- YOUR INSTRUCTIONS
Which lines hold the word "המונח"? Copy each one.
%%
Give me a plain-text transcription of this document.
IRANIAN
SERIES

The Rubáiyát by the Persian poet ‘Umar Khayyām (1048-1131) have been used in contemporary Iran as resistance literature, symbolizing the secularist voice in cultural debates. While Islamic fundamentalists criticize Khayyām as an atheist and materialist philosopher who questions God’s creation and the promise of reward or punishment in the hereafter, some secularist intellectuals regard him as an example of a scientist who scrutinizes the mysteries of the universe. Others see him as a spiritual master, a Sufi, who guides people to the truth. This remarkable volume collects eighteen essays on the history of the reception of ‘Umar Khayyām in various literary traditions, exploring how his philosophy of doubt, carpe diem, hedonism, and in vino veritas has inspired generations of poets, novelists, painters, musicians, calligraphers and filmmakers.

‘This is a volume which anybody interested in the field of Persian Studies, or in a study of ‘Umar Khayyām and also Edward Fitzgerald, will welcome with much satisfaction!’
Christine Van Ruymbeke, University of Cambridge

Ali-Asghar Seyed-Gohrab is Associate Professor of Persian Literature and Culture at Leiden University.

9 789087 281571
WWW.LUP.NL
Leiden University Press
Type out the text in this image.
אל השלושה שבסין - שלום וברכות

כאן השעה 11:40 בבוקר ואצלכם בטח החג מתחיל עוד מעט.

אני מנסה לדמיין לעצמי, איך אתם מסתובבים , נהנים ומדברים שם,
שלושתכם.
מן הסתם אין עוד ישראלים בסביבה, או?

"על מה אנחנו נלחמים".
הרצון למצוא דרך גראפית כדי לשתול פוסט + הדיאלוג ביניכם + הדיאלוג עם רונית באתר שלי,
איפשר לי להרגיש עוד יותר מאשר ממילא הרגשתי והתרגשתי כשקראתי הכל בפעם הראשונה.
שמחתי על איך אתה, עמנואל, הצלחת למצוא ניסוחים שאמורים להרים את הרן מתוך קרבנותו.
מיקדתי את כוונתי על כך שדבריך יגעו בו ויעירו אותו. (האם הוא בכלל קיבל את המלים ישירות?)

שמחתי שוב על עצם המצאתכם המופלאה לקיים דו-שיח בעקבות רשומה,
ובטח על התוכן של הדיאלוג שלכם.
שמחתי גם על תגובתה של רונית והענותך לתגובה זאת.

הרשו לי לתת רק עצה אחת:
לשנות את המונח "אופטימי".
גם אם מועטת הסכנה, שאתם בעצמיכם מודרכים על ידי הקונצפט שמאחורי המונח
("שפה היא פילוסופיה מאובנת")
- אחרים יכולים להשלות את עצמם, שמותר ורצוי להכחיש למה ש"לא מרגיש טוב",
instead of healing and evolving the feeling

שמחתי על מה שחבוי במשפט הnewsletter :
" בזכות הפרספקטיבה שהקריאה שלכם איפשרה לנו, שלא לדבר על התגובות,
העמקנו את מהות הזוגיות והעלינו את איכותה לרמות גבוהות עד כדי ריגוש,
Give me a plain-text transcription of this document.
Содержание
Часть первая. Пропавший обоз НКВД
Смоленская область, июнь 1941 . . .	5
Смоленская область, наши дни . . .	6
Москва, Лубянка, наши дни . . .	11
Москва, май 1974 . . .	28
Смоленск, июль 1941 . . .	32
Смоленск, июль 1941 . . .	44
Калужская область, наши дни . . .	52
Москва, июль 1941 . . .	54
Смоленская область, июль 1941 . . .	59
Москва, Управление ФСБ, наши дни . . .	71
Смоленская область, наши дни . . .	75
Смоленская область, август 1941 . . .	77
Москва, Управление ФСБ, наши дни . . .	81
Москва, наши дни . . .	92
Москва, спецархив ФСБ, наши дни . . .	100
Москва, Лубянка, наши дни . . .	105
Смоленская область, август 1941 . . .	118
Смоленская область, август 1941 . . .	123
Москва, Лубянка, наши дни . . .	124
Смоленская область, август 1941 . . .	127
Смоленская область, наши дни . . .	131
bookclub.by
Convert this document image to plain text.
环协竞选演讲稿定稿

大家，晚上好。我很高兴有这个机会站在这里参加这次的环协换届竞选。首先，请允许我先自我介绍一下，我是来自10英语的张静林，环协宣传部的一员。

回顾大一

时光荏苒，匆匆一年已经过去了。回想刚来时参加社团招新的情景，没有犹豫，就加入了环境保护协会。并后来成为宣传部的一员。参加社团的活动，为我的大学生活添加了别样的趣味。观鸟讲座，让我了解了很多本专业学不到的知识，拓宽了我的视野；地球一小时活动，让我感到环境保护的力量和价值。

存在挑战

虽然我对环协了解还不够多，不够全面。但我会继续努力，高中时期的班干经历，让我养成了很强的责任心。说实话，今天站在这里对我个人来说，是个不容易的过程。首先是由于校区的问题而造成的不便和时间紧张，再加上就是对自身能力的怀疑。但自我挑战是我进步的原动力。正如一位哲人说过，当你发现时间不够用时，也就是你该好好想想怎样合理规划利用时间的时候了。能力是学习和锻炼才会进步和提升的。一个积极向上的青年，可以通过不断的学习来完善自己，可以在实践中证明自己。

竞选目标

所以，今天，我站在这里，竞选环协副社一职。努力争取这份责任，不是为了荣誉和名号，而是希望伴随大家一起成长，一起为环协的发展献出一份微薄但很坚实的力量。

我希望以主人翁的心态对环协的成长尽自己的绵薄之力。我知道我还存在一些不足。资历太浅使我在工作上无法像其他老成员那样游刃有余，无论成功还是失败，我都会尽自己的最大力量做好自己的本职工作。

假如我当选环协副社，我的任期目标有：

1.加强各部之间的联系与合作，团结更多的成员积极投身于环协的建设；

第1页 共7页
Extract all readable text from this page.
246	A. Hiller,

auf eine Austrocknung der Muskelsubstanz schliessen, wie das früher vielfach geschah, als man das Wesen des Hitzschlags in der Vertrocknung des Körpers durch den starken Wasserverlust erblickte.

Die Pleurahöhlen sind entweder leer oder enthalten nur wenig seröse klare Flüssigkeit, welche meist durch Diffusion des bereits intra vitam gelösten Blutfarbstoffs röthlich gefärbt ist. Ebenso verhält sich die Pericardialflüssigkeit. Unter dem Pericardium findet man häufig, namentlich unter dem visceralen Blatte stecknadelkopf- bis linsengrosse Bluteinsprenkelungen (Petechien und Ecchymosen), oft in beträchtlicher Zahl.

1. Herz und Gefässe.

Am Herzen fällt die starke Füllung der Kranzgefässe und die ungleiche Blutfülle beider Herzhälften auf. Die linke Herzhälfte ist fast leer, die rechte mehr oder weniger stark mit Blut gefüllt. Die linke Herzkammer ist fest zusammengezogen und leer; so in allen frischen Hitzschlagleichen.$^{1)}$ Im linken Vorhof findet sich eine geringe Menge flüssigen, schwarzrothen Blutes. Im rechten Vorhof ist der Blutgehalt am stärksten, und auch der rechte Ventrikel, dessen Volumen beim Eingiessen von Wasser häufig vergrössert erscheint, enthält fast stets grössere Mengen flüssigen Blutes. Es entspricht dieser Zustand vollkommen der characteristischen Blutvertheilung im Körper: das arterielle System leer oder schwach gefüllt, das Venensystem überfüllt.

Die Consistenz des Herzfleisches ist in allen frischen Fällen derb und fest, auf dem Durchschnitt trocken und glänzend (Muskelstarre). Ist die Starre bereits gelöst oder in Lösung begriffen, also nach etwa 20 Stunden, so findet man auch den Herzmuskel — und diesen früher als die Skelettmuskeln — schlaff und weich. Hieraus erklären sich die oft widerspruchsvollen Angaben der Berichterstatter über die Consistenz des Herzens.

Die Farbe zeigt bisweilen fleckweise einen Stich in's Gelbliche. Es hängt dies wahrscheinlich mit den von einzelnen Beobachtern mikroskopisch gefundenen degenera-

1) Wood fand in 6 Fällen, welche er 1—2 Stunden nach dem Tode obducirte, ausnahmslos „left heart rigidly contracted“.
%%
- WRITTEN REPLY
לשנות את המונח "אופטימי".
גם אם מועטת הסכנה, שאתם בעצמיכם מודרכים על ידי הקונצפט שמאחורי המונח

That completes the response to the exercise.